What the exercise asks: In the listing below, find every line with the string "Debug" and pull it out.

(Data entries)
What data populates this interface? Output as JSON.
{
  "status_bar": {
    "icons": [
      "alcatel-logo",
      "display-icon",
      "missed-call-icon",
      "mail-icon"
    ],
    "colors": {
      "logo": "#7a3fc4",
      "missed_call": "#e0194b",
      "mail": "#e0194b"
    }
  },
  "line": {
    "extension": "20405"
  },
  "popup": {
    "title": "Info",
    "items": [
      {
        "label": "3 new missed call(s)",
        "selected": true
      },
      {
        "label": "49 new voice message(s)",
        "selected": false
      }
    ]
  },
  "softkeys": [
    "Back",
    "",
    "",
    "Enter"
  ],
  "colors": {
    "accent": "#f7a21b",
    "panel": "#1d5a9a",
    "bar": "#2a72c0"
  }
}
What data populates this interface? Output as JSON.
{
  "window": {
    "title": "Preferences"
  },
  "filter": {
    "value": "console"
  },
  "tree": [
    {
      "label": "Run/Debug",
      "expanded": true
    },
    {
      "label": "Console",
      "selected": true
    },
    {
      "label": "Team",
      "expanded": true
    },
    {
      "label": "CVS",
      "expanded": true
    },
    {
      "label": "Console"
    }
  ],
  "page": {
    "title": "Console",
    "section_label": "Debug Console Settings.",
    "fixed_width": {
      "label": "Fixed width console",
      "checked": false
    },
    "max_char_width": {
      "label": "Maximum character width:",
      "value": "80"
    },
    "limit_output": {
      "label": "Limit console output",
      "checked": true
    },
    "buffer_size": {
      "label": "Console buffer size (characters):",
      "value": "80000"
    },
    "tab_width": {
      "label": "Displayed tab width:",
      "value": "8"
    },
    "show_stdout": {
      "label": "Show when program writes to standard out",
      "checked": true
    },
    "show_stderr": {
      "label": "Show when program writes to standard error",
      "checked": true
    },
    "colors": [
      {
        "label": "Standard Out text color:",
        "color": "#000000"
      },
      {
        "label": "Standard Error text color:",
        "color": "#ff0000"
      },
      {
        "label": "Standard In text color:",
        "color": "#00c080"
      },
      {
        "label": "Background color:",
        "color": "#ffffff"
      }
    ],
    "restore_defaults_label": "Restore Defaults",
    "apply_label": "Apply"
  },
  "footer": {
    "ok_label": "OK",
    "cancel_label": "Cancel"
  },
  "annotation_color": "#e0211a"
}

Solution to the problem:
      "label": "Run/Debug",
    "section_label": "Debug Console Settings.",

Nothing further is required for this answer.